* _Required task_
Copy out all the records, word for word.

[Dataset entries]
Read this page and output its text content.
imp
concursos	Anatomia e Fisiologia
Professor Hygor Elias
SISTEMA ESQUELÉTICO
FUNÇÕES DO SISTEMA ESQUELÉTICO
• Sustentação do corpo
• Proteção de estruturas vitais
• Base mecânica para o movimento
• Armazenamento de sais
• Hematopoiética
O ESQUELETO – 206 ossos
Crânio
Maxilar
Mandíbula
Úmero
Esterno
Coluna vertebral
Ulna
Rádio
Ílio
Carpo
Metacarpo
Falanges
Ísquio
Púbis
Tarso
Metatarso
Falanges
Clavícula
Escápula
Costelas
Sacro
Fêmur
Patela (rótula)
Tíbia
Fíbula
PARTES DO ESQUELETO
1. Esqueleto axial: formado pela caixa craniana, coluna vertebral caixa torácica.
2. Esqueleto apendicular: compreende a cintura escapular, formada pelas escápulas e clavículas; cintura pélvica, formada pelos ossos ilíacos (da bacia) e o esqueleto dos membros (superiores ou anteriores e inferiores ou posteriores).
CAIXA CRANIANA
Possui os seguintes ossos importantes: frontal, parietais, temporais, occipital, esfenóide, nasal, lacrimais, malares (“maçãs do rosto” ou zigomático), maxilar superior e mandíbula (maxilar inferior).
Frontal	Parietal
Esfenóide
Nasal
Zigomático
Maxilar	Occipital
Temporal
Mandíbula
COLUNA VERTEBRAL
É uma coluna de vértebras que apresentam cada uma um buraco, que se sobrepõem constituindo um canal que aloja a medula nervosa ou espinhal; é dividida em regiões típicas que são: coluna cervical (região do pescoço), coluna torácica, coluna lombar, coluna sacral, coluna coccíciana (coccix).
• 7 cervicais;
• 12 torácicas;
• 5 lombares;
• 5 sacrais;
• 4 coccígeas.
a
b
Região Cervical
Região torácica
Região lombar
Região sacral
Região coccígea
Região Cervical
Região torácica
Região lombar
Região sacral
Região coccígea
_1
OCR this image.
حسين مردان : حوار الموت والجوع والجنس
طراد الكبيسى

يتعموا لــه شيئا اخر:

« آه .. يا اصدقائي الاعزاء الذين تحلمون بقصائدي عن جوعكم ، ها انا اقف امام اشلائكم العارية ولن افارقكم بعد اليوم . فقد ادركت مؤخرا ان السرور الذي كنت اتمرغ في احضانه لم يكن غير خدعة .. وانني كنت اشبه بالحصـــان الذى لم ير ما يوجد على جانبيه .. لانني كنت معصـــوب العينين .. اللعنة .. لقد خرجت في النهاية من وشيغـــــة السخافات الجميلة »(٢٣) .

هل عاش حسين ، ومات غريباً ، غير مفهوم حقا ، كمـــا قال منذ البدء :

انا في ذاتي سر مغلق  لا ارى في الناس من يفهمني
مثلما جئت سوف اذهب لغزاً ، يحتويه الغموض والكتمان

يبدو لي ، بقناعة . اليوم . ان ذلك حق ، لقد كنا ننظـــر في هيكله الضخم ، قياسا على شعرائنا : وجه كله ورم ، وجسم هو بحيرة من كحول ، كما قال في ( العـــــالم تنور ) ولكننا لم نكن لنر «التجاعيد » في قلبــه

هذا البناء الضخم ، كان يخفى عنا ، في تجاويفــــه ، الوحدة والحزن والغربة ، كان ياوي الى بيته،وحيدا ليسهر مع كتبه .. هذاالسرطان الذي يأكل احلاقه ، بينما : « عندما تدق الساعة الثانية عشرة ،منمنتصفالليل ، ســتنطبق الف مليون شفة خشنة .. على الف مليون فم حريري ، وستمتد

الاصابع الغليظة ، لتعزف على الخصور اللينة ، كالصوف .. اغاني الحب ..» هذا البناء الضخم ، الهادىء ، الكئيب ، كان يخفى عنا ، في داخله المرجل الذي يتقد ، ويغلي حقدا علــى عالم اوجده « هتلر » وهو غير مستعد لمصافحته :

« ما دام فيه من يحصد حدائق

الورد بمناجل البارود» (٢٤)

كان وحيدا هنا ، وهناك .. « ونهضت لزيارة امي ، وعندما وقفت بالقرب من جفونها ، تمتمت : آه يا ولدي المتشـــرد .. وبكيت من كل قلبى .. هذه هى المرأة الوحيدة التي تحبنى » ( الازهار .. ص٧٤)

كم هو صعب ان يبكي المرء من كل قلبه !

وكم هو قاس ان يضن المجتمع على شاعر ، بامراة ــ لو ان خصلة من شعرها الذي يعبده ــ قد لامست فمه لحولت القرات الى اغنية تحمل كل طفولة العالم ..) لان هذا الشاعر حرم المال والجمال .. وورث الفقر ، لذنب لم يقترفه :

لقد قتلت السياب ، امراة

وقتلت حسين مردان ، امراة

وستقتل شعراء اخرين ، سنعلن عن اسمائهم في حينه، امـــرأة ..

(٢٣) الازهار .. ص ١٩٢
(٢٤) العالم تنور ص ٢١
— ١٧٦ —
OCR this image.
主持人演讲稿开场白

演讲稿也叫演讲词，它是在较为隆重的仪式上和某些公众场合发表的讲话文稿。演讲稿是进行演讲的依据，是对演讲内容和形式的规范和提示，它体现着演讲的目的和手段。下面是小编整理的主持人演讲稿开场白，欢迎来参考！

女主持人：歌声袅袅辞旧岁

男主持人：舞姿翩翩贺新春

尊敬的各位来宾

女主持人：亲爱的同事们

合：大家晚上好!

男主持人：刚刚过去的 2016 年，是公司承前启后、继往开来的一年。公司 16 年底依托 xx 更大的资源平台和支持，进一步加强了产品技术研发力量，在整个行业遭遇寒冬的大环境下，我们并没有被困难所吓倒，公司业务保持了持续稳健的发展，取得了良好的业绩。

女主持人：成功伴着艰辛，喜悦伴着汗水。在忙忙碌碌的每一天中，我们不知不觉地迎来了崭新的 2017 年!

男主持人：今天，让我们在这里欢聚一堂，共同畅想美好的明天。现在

* _Result for this exercise_
Read this page and output its text content.
imp
concursos	Anatomia e Fisiologia
Professor Hygor Elias
SISTEMA ESQUELÉTICO
FUNÇÕES DO SISTEMA ESQUELÉTICO
• Sustentação do corpo
• Proteção de estruturas vitais
• Base mecânica para o movimento
• Armazenamento de sais
• Hematopoiética
O ESQUELETO – 206 ossos
Crânio
Maxilar
Mandíbula
Úmero
Esterno
Coluna vertebral
Ulna
Rádio
Ílio
Carpo
Metacarpo
Falanges
Ísquio
Púbis
Tarso
Metatarso
Falanges
Clavícula
Escápula
Costelas
Sacro
Fêmur
Patela (rótula)
Tíbia
Fíbula
PARTES DO ESQUELETO
1. Esqueleto axial: formado pela caixa craniana, coluna vertebral caixa torácica.
2. Esqueleto apendicular: compreende a cintura escapular, formada pelas escápulas e clavículas; cintura pélvica, formada pelos ossos ilíacos (da bacia) e o esqueleto dos membros (superiores ou anteriores e inferiores ou posteriores).
CAIXA CRANIANA
Possui os seguintes ossos importantes: frontal, parietais, temporais, occipital, esfenóide, nasal, lacrimais, malares (“maçãs do rosto” ou zigomático), maxilar superior e mandíbula (maxilar inferior).
Frontal	Parietal
Esfenóide
Nasal
Zigomático
Maxilar	Occipital
Temporal
Mandíbula
COLUNA VERTEBRAL
É uma coluna de vértebras que apresentam cada uma um buraco, que se sobrepõem constituindo um canal que aloja a medula nervosa ou espinhal; é dividida em regiões típicas que são: coluna cervical (região do pescoço), coluna torácica, coluna lombar, coluna sacral, coluna coccíciana (coccix).
• 7 cervicais;
• 12 torácicas;
• 5 lombares;
• 5 sacrais;
• 4 coccígeas.
a
b
Região Cervical
Região torácica
Região lombar
Região sacral
Região coccígea
Região Cervical
Região torácica
Região lombar
Região sacral
Região coccígea
_1
OCR this image.
حسين مردان : حوار الموت والجوع والجنس
طراد الكبيسى

يتعموا لــه شيئا اخر:

« آه .. يا اصدقائي الاعزاء الذين تحلمون بقصائدي عن جوعكم ، ها انا اقف امام اشلائكم العارية ولن افارقكم بعد اليوم . فقد ادركت مؤخرا ان السرور الذي كنت اتمرغ في احضانه لم يكن غير خدعة .. وانني كنت اشبه بالحصـــان الذى لم ير ما يوجد على جانبيه .. لانني كنت معصـــوب العينين .. اللعنة .. لقد خرجت في النهاية من وشيغـــــة السخافات الجميلة »(٢٣) .

هل عاش حسين ، ومات غريباً ، غير مفهوم حقا ، كمـــا قال منذ البدء :

انا في ذاتي سر مغلق  لا ارى في الناس من يفهمني
مثلما جئت سوف اذهب لغزاً ، يحتويه الغموض والكتمان

يبدو لي ، بقناعة . اليوم . ان ذلك حق ، لقد كنا ننظـــر في هيكله الضخم ، قياسا على شعرائنا : وجه كله ورم ، وجسم هو بحيرة من كحول ، كما قال في ( العـــــالم تنور ) ولكننا لم نكن لنر «التجاعيد » في قلبــه

هذا البناء الضخم ، كان يخفى عنا ، في تجاويفــــه ، الوحدة والحزن والغربة ، كان ياوي الى بيته،وحيدا ليسهر مع كتبه .. هذاالسرطان الذي يأكل احلاقه ، بينما : « عندما تدق الساعة الثانية عشرة ،منمنتصفالليل ، ســتنطبق الف مليون شفة خشنة .. على الف مليون فم حريري ، وستمتد

الاصابع الغليظة ، لتعزف على الخصور اللينة ، كالصوف .. اغاني الحب ..» هذا البناء الضخم ، الهادىء ، الكئيب ، كان يخفى عنا ، في داخله المرجل الذي يتقد ، ويغلي حقدا علــى عالم اوجده « هتلر » وهو غير مستعد لمصافحته :

« ما دام فيه من يحصد حدائق

الورد بمناجل البارود» (٢٤)

كان وحيدا هنا ، وهناك .. « ونهضت لزيارة امي ، وعندما وقفت بالقرب من جفونها ، تمتمت : آه يا ولدي المتشـــرد .. وبكيت من كل قلبى .. هذه هى المرأة الوحيدة التي تحبنى » ( الازهار .. ص٧٤)

كم هو صعب ان يبكي المرء من كل قلبه !

وكم هو قاس ان يضن المجتمع على شاعر ، بامراة ــ لو ان خصلة من شعرها الذي يعبده ــ قد لامست فمه لحولت القرات الى اغنية تحمل كل طفولة العالم ..) لان هذا الشاعر حرم المال والجمال .. وورث الفقر ، لذنب لم يقترفه :

لقد قتلت السياب ، امراة

وقتلت حسين مردان ، امراة

وستقتل شعراء اخرين ، سنعلن عن اسمائهم في حينه، امـــرأة ..

(٢٣) الازهار .. ص ١٩٢
(٢٤) العالم تنور ص ٢١
— ١٧٦ —
OCR this image.
主持人演讲稿开场白

演讲稿也叫演讲词，它是在较为隆重的仪式上和某些公众场合发表的讲话文稿。演讲稿是进行演讲的依据，是对演讲内容和形式的规范和提示，它体现着演讲的目的和手段。下面是小编整理的主持人演讲稿开场白，欢迎来参考！

女主持人：歌声袅袅辞旧岁

男主持人：舞姿翩翩贺新春

尊敬的各位来宾

女主持人：亲爱的同事们

合：大家晚上好!

男主持人：刚刚过去的 2016 年，是公司承前启后、继往开来的一年。公司 16 年底依托 xx 更大的资源平台和支持，进一步加强了产品技术研发力量，在整个行业遭遇寒冬的大环境下，我们并没有被困难所吓倒，公司业务保持了持续稳健的发展，取得了良好的业绩。

女主持人：成功伴着艰辛，喜悦伴着汗水。在忙忙碌碌的每一天中，我们不知不觉地迎来了崭新的 2017 年!

男主持人：今天，让我们在这里欢聚一堂，共同畅想美好的明天。现在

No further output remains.